**To do**:
How many lines in the listing below include the word "Sets"? Answer with the number and nothing else.

Stored data:
= = = = =

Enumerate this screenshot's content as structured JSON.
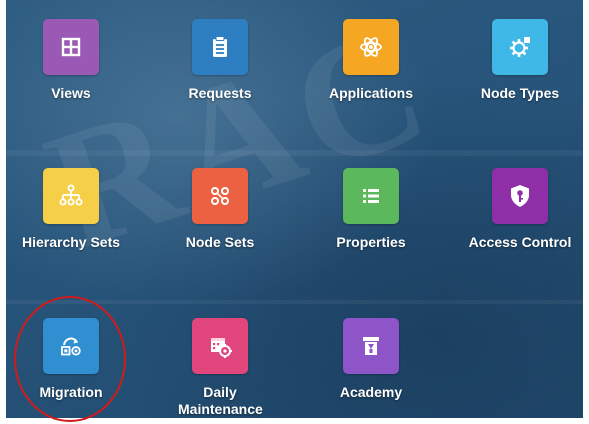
{
  "tiles": [
    {
      "label": "Views",
      "icon": "grid-icon",
      "color": "#9b59b6"
    },
    {
      "label": "Requests",
      "icon": "clipboard-icon",
      "color": "#2d7fc1"
    },
    {
      "label": "Applications",
      "icon": "atom-icon",
      "color": "#f5a623"
    },
    {
      "label": "Node Types",
      "icon": "gear-node-icon",
      "color": "#3fb8e8"
    },
    {
      "label": "Hierarchy Sets",
      "icon": "hierarchy-icon",
      "color": "#f5cf47"
    },
    {
      "label": "Node Sets",
      "icon": "nodes-icon",
      "color": "#ec6142"
    },
    {
      "label": "Properties",
      "icon": "list-icon",
      "color": "#5cb85c"
    },
    {
      "label": "Access Control",
      "icon": "shield-key-icon",
      "color": "#8f2fa8"
    },
    {
      "label": "Migration",
      "icon": "migration-icon",
      "color": "#2f8fd0"
    },
    {
      "label": "Daily Maintenance",
      "icon": "calendar-gear-icon",
      "color": "#e0457b"
    },
    {
      "label": "Academy",
      "icon": "academy-icon",
      "color": "#8e55c8"
    }
  ],
  "annotation": {
    "color": "#d31a1a",
    "target": "Migration"
  }
}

= = = = =

**Output of the task**:
2